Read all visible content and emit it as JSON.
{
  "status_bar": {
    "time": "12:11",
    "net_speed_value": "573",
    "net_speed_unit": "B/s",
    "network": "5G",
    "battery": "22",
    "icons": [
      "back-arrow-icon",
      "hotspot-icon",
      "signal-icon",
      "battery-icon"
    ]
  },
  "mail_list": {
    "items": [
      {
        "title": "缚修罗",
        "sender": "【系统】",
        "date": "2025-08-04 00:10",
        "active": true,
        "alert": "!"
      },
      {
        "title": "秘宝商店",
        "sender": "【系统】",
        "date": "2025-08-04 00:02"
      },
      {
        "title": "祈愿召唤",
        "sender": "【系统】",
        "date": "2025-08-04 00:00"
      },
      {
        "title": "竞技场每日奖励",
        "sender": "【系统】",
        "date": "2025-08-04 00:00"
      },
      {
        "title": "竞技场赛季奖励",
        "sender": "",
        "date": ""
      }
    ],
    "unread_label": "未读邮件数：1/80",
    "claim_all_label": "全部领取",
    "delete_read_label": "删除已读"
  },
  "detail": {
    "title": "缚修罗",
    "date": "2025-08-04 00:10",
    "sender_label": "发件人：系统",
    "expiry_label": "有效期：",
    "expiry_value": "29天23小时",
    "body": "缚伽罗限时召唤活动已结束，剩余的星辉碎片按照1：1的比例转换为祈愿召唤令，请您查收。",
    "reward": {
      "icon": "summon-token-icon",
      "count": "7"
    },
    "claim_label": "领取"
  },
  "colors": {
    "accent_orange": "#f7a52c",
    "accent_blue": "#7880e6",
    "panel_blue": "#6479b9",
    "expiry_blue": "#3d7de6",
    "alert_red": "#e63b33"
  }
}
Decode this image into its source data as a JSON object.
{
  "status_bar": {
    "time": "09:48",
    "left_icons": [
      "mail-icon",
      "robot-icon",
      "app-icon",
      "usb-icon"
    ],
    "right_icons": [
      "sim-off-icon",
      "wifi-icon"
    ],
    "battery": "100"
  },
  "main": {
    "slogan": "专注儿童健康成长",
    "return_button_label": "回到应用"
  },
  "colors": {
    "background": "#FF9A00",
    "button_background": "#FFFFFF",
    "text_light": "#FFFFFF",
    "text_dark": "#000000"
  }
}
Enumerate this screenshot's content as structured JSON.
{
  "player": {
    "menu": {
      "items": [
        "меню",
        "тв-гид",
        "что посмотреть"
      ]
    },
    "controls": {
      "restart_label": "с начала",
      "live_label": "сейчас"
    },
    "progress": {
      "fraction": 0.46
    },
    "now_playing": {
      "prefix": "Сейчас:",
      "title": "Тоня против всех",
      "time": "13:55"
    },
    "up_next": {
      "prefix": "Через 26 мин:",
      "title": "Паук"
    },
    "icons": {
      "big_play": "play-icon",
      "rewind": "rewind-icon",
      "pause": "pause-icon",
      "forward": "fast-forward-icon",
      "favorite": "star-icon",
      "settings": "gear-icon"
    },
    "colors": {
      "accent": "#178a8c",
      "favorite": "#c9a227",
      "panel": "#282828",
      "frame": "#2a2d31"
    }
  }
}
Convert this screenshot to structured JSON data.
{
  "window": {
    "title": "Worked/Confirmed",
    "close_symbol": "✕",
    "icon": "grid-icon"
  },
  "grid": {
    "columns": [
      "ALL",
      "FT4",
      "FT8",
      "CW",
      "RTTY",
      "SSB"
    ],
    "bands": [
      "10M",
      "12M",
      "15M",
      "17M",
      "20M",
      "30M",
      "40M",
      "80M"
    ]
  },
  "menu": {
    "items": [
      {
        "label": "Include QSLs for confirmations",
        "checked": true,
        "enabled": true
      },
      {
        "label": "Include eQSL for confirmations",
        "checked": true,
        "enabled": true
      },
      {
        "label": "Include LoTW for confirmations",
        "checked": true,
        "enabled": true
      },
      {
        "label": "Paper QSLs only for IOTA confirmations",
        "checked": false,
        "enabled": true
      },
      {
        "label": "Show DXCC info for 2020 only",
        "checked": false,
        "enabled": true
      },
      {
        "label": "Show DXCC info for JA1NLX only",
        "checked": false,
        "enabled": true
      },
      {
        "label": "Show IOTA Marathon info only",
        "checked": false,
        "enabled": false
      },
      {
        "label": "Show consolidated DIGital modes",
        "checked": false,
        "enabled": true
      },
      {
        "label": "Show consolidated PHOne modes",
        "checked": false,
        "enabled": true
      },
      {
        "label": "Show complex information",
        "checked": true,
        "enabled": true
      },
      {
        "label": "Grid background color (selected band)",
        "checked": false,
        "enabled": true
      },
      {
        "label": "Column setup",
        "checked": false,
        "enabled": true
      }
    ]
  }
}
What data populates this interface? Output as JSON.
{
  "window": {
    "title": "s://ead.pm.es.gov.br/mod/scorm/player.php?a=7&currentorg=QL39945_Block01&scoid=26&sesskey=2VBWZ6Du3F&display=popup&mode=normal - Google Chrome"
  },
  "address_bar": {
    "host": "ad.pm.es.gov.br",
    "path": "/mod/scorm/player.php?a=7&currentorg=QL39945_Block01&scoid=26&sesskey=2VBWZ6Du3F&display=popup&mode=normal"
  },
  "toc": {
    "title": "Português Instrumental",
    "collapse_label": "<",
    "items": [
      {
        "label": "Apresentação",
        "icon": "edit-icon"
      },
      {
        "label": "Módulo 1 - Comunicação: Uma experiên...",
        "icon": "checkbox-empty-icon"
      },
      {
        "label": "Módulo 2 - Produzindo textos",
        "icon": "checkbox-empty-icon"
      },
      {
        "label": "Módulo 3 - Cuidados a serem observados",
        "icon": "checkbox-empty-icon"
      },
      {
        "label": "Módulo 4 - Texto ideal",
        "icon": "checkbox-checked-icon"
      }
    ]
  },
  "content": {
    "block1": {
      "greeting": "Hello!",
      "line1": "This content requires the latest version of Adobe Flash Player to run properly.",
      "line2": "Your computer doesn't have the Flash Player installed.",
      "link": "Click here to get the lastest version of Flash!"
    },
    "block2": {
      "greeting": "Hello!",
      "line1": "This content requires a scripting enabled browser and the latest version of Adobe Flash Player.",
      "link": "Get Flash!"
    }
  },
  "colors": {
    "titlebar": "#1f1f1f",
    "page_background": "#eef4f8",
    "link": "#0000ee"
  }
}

● ● ● ● ●

Copy every line of the material, please, keeping it exactly the same.

Read all visible content and emit it as JSON.
{
  "status_bar": {
    "time": "12:11",
    "net_speed_value": "573",
    "net_speed_unit": "B/s",
    "network": "5G",
    "battery": "22",
    "icons": [
      "back-arrow-icon",
      "hotspot-icon",
      "signal-icon",
      "battery-icon"
    ]
  },
  "mail_list": {
    "items": [
      {
        "title": "缚修罗",
        "sender": "【系统】",
        "date": "2025-08-04 00:10",
        "active": true,
        "alert": "!"
      },
      {
        "title": "秘宝商店",
        "sender": "【系统】",
        "date": "2025-08-04 00:02"
      },
      {
        "title": "祈愿召唤",
        "sender": "【系统】",
        "date": "2025-08-04 00:00"
      },
      {
        "title": "竞技场每日奖励",
        "sender": "【系统】",
        "date": "2025-08-04 00:00"
      },
      {
        "title": "竞技场赛季奖励",
        "sender": "",
        "date": ""
      }
    ],
    "unread_label": "未读邮件数：1/80",
    "claim_all_label": "全部领取",
    "delete_read_label": "删除已读"
  },
  "detail": {
    "title": "缚修罗",
    "date": "2025-08-04 00:10",
    "sender_label": "发件人：系统",
    "expiry_label": "有效期：",
    "expiry_value": "29天23小时",
    "body": "缚伽罗限时召唤活动已结束，剩余的星辉碎片按照1：1的比例转换为祈愿召唤令，请您查收。",
    "reward": {
      "icon": "summon-token-icon",
      "count": "7"
    },
    "claim_label": "领取"
  },
  "colors": {
    "accent_orange": "#f7a52c",
    "accent_blue": "#7880e6",
    "panel_blue": "#6479b9",
    "expiry_blue": "#3d7de6",
    "alert_red": "#e63b33"
  }
}
Decode this image into its source data as a JSON object.
{
  "status_bar": {
    "time": "09:48",
    "left_icons": [
      "mail-icon",
      "robot-icon",
      "app-icon",
      "usb-icon"
    ],
    "right_icons": [
      "sim-off-icon",
      "wifi-icon"
    ],
    "battery": "100"
  },
  "main": {
    "slogan": "专注儿童健康成长",
    "return_button_label": "回到应用"
  },
  "colors": {
    "background": "#FF9A00",
    "button_background": "#FFFFFF",
    "text_light": "#FFFFFF",
    "text_dark": "#000000"
  }
}
Enumerate this screenshot's content as structured JSON.
{
  "player": {
    "menu": {
      "items": [
        "меню",
        "тв-гид",
        "что посмотреть"
      ]
    },
    "controls": {
      "restart_label": "с начала",
      "live_label": "сейчас"
    },
    "progress": {
      "fraction": 0.46
    },
    "now_playing": {
      "prefix": "Сейчас:",
      "title": "Тоня против всех",
      "time": "13:55"
    },
    "up_next": {
      "prefix": "Через 26 мин:",
      "title": "Паук"
    },
    "icons": {
      "big_play": "play-icon",
      "rewind": "rewind-icon",
      "pause": "pause-icon",
      "forward": "fast-forward-icon",
      "favorite": "star-icon",
      "settings": "gear-icon"
    },
    "colors": {
      "accent": "#178a8c",
      "favorite": "#c9a227",
      "panel": "#282828",
      "frame": "#2a2d31"
    }
  }
}
Convert this screenshot to structured JSON data.
{
  "window": {
    "title": "Worked/Confirmed",
    "close_symbol": "✕",
    "icon": "grid-icon"
  },
  "grid": {
    "columns": [
      "ALL",
      "FT4",
      "FT8",
      "CW",
      "RTTY",
      "SSB"
    ],
    "bands": [
      "10M",
      "12M",
      "15M",
      "17M",
      "20M",
      "30M",
      "40M",
      "80M"
    ]
  },
  "menu": {
    "items": [
      {
        "label": "Include QSLs for confirmations",
        "checked": true,
        "enabled": true
      },
      {
        "label": "Include eQSL for confirmations",
        "checked": true,
        "enabled": true
      },
      {
        "label": "Include LoTW for confirmations",
        "checked": true,
        "enabled": true
      },
      {
        "label": "Paper QSLs only for IOTA confirmations",
        "checked": false,
        "enabled": true
      },
      {
        "label": "Show DXCC info for 2020 only",
        "checked": false,
        "enabled": true
      },
      {
        "label": "Show DXCC info for JA1NLX only",
        "checked": false,
        "enabled": true
      },
      {
        "label": "Show IOTA Marathon info only",
        "checked": false,
        "enabled": false
      },
      {
        "label": "Show consolidated DIGital modes",
        "checked": false,
        "enabled": true
      },
      {
        "label": "Show consolidated PHOne modes",
        "checked": false,
        "enabled": true
      },
      {
        "label": "Show complex information",
        "checked": true,
        "enabled": true
      },
      {
        "label": "Grid background color (selected band)",
        "checked": false,
        "enabled": true
      },
      {
        "label": "Column setup",
        "checked": false,
        "enabled": true
      }
    ]
  }
}
What data populates this interface? Output as JSON.
{
  "window": {
    "title": "s://ead.pm.es.gov.br/mod/scorm/player.php?a=7&currentorg=QL39945_Block01&scoid=26&sesskey=2VBWZ6Du3F&display=popup&mode=normal - Google Chrome"
  },
  "address_bar": {
    "host": "ad.pm.es.gov.br",
    "path": "/mod/scorm/player.php?a=7&currentorg=QL39945_Block01&scoid=26&sesskey=2VBWZ6Du3F&display=popup&mode=normal"
  },
  "toc": {
    "title": "Português Instrumental",
    "collapse_label": "<",
    "items": [
      {
        "label": "Apresentação",
        "icon": "edit-icon"
      },
      {
        "label": "Módulo 1 - Comunicação: Uma experiên...",
        "icon": "checkbox-empty-icon"
      },
      {
        "label": "Módulo 2 - Produzindo textos",
        "icon": "checkbox-empty-icon"
      },
      {
        "label": "Módulo 3 - Cuidados a serem observados",
        "icon": "checkbox-empty-icon"
      },
      {
        "label": "Módulo 4 - Texto ideal",
        "icon": "checkbox-checked-icon"
      }
    ]
  },
  "content": {
    "block1": {
      "greeting": "Hello!",
      "line1": "This content requires the latest version of Adobe Flash Player to run properly.",
      "line2": "Your computer doesn't have the Flash Player installed.",
      "link": "Click here to get the lastest version of Flash!"
    },
    "block2": {
      "greeting": "Hello!",
      "line1": "This content requires a scripting enabled browser and the latest version of Adobe Flash Player.",
      "link": "Get Flash!"
    }
  },
  "colors": {
    "titlebar": "#1f1f1f",
    "page_background": "#eef4f8",
    "link": "#0000ee"
  }
}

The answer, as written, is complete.